===== Exercise inputs =====

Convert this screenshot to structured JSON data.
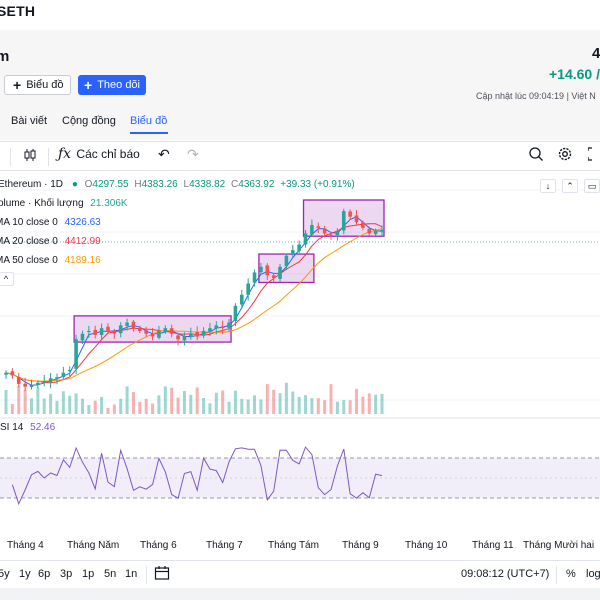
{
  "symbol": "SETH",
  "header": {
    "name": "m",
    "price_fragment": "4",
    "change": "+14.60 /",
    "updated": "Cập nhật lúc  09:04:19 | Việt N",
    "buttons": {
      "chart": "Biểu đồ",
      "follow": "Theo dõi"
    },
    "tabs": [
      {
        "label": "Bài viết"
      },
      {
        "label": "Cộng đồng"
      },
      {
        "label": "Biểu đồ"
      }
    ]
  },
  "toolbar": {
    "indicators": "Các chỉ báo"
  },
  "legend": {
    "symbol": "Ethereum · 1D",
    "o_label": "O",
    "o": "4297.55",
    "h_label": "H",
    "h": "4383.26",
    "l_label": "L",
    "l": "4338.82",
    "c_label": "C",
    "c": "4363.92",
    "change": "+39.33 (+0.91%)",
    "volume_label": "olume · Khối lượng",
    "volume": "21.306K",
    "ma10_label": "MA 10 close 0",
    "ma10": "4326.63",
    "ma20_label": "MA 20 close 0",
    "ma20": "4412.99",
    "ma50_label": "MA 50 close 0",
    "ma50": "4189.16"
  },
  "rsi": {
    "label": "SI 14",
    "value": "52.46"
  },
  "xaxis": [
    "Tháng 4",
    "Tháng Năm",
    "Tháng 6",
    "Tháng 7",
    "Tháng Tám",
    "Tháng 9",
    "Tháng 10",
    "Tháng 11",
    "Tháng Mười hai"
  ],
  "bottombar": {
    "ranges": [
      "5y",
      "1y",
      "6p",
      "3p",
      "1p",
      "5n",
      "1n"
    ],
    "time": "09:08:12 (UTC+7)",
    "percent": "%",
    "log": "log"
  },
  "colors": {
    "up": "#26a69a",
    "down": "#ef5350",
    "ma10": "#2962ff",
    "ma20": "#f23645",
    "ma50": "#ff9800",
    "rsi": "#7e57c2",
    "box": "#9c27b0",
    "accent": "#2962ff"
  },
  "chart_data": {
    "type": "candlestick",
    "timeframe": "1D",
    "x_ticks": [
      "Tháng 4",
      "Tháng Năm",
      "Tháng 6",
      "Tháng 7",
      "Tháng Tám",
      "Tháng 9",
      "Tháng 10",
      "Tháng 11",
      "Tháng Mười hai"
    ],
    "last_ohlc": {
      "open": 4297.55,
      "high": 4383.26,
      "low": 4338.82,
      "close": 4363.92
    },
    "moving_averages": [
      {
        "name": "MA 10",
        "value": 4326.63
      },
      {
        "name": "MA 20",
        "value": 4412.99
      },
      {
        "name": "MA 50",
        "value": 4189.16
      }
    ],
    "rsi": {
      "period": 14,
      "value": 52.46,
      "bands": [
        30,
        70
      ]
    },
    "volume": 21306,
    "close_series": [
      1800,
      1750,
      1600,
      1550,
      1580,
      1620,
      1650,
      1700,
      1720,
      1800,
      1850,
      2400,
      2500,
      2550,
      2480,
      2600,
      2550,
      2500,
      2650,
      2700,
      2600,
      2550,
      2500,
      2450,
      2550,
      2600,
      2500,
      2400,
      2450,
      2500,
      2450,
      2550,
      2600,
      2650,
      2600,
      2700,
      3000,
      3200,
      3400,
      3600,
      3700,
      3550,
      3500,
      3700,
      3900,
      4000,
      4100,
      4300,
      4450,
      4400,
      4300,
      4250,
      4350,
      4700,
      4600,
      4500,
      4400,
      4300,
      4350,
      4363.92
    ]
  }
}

=====
===== Exercise inputs =====

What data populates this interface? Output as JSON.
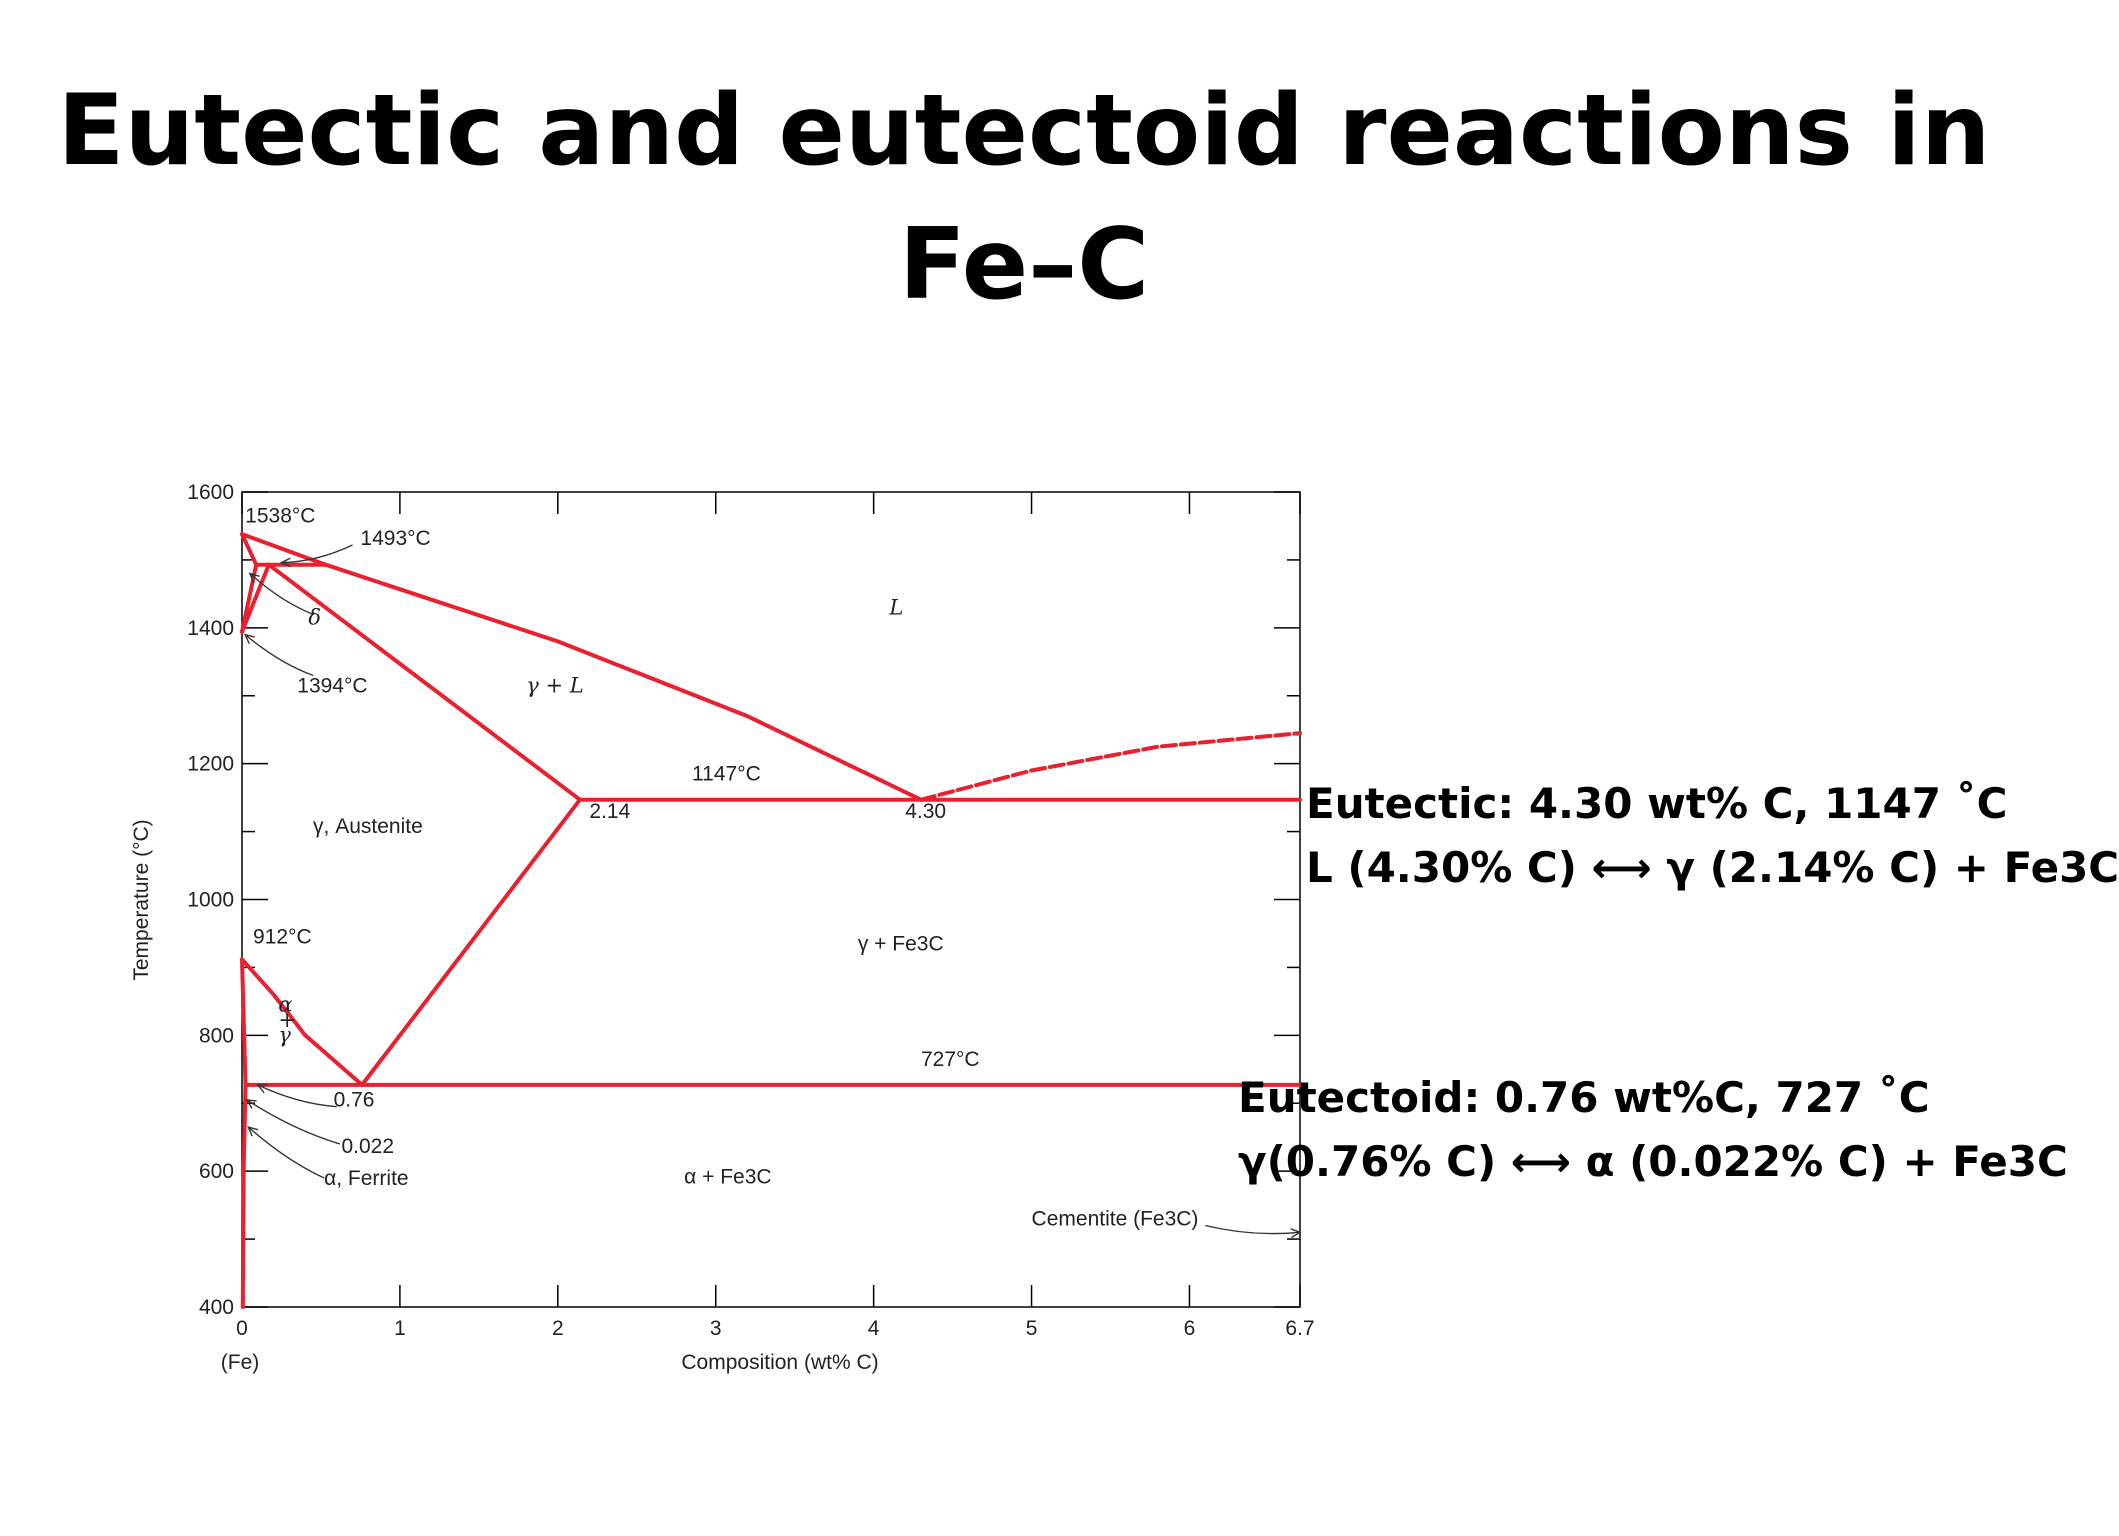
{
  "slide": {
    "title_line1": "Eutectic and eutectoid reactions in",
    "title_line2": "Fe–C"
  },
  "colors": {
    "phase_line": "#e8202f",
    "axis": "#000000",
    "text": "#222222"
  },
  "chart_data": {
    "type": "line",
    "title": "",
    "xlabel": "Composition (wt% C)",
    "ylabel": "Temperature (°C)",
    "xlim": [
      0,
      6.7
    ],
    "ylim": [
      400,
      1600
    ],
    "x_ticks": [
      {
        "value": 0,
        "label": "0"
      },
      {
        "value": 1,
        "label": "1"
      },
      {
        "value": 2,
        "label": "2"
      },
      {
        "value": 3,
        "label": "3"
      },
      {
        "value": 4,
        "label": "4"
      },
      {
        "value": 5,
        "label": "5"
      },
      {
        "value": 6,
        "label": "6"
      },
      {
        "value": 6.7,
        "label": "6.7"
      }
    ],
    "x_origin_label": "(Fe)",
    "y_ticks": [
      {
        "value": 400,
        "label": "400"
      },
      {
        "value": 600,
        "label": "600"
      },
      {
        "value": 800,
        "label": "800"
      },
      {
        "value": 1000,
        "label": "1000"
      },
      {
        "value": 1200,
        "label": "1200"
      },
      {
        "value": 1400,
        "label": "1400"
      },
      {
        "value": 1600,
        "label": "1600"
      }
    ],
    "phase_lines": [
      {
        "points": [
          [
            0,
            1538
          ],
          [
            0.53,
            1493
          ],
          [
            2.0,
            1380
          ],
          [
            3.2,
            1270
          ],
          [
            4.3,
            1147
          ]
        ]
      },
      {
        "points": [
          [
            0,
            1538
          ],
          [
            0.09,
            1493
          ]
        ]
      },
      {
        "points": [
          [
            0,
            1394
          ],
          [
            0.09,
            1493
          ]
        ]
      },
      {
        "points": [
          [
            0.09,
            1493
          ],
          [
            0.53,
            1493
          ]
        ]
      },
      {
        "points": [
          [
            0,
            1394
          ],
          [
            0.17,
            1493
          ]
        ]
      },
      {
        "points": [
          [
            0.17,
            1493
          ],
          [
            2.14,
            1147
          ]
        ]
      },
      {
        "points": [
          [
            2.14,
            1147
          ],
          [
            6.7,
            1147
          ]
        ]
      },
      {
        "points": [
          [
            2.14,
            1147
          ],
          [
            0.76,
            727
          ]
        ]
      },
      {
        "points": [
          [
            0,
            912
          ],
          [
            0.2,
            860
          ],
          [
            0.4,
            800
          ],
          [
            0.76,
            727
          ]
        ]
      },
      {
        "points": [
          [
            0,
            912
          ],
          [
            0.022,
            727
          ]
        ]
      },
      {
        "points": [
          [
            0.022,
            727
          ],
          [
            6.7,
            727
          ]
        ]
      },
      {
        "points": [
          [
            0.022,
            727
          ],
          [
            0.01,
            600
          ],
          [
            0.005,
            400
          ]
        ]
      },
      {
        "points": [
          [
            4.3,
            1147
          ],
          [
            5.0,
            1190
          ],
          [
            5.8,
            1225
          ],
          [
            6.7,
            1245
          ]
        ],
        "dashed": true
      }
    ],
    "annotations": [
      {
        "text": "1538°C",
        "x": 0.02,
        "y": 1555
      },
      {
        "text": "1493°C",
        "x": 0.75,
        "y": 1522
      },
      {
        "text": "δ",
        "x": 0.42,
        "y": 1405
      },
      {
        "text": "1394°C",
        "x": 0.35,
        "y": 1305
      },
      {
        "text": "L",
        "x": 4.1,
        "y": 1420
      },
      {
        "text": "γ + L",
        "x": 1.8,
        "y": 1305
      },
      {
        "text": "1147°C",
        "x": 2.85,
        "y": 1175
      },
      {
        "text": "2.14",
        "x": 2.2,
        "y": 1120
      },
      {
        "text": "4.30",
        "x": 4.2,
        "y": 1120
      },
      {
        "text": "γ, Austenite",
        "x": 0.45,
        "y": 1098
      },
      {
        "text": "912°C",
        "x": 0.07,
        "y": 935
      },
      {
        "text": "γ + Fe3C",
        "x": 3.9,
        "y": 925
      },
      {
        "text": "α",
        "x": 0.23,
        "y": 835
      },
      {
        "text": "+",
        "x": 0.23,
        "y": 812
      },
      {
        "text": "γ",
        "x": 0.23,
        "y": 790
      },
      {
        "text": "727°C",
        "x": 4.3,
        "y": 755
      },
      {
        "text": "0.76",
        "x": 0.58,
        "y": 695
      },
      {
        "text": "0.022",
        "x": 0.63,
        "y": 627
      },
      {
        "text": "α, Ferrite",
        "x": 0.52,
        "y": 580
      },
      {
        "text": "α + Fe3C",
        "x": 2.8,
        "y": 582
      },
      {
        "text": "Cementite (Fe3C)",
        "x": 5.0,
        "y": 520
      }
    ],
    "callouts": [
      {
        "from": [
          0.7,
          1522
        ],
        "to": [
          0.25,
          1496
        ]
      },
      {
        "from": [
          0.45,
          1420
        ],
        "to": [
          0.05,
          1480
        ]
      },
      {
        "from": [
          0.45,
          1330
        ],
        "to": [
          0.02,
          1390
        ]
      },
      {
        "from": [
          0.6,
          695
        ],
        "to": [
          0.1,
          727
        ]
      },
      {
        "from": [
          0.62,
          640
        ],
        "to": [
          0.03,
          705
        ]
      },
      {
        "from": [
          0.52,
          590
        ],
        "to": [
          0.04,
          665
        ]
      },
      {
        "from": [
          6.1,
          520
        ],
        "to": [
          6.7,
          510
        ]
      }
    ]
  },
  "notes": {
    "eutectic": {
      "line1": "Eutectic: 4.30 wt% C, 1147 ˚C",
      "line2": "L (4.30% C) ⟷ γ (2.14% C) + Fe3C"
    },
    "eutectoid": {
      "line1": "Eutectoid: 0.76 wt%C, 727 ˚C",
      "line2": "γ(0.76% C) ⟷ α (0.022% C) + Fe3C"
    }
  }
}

=====

# [What is expected]
Above are the records; copy every line in them that holds the word "this".

# [The answer]
Convert this screenshot to structured JSON data.
What data populates this interface? Output as JSON.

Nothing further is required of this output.